• [Check your understanding]
a) Shorten the paragraph of the text below that begins "Now, we must substitute" and keep its main facts.
b) Write out the portion of the text below from "The main focus" to "to illustrate it." with no changes.
c) According to the text below, what is the article's main focus?

• [Text]
^^^^^^^^

3.4. Map the Variables and Their Values

Now, we must substitute the variables and their values to our orthogonal array in the same order they appear in the code. So, for example, the var 1 corresponds to the first enum defined, Level, where the val 0 below Level is its first value, L1.

After mapping all variables, we get the filled-in table below:

Scenario #

Level

Type

Seniority

SalesImpact

1

L1

FULL_TIME_COMMISSIONED

JR

LOW

2

L1

CONTRACTOR

SR

MEDIUM

3

L1

FREELANCER

MID

HIGH

4

L2

FULL_TIME_COMMISSIONED

SR

HIGH

5

L2

CONTRACTOR

MID

LOW

6

L2

FREELANCER

JR

MEDIUM

7

L3

FULL_TIME_COMMISSIONED

MID

MEDIUM

8

L3

CONTRACTOR

JR

HIGH

9

L3

FREELANCER

SR

LOW

Each row of the table above corresponds to one test scenario using the values of each corresponding cell.

3.5. Configuring JUnit 5

The main focus of this article is to exercise gray box testing using the OAT gray box technique. So, for simplicity, we’ll use straightforward unit tests to illustrate it.

^^^^^^^^

• [Records]
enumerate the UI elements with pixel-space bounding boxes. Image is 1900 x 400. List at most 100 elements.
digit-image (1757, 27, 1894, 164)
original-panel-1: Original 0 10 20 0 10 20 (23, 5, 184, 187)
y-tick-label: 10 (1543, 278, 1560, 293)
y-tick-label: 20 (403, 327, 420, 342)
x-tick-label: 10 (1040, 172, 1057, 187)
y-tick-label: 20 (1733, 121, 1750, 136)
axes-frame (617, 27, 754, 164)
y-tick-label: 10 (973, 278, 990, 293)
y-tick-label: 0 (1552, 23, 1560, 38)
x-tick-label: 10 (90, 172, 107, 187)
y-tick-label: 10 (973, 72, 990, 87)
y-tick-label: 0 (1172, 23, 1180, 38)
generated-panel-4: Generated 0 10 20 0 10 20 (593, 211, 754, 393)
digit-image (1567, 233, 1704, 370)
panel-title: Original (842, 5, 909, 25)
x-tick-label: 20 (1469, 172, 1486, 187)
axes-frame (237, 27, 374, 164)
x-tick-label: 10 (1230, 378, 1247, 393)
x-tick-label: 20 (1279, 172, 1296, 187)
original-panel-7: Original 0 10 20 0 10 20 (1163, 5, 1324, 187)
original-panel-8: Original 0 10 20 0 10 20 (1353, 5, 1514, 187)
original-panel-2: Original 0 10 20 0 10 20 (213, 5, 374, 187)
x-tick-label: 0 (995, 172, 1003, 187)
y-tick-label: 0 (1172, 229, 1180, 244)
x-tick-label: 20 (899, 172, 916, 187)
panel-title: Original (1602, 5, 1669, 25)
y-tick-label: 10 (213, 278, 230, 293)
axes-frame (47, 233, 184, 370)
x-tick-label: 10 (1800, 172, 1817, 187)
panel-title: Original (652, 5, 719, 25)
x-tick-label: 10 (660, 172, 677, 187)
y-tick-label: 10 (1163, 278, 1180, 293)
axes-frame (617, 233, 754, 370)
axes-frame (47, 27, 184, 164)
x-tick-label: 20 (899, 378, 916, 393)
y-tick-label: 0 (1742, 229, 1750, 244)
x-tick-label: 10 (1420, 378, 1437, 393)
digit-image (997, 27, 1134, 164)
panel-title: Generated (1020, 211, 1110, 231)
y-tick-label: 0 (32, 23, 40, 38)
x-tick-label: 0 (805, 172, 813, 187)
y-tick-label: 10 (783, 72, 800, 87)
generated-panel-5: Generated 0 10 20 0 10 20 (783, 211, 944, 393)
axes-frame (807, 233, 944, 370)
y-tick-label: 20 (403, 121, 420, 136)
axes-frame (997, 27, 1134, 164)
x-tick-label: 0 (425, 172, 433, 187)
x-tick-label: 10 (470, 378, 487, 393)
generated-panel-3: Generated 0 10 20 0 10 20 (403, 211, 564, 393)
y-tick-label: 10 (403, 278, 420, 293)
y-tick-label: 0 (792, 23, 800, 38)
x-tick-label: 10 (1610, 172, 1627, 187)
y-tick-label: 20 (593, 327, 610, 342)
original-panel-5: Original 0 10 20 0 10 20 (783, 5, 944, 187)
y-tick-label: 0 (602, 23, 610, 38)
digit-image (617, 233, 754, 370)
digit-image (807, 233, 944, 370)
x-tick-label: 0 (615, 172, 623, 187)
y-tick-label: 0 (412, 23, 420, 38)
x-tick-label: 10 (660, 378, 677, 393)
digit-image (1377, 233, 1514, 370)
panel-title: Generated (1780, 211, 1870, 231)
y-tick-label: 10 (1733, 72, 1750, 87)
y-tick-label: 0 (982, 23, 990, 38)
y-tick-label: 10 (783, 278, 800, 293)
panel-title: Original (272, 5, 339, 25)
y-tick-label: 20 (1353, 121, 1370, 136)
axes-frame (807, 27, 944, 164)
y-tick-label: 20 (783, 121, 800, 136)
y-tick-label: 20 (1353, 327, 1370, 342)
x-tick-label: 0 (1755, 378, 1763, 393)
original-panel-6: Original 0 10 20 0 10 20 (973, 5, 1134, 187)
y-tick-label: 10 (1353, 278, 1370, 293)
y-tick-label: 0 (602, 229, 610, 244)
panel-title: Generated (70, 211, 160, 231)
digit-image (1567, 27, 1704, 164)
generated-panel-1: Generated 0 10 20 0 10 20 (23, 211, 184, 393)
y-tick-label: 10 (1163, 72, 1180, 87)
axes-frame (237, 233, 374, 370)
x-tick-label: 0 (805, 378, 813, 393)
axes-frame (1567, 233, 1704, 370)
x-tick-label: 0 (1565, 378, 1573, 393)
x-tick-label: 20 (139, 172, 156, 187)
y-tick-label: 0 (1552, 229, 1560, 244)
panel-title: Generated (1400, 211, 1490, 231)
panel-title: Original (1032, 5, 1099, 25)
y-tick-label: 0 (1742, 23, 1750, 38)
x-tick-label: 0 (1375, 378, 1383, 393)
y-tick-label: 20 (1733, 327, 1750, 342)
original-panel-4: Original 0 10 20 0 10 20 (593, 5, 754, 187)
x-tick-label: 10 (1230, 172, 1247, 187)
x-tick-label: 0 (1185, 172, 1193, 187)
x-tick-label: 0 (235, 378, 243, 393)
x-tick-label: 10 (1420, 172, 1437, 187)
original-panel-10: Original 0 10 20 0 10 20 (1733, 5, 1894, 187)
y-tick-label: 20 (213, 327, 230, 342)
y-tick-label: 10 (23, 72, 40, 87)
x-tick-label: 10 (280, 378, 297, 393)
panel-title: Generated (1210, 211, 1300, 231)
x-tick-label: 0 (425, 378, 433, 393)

^^^^^^^^

• [Answer set]
a) Variables and their values go into the orthogonal array in the order they appear in the code. For example, var 1 is the first enum, Level, and the val 0 under it is Level's first value, L1.

b)
The main focus of this article is to exercise gray box testing using the OAT gray box technique. So, for simplicity, we’ll use straightforward unit tests to illustrate it.

c) Its main focus is to exercise gray box testing using the OAT gray box technique.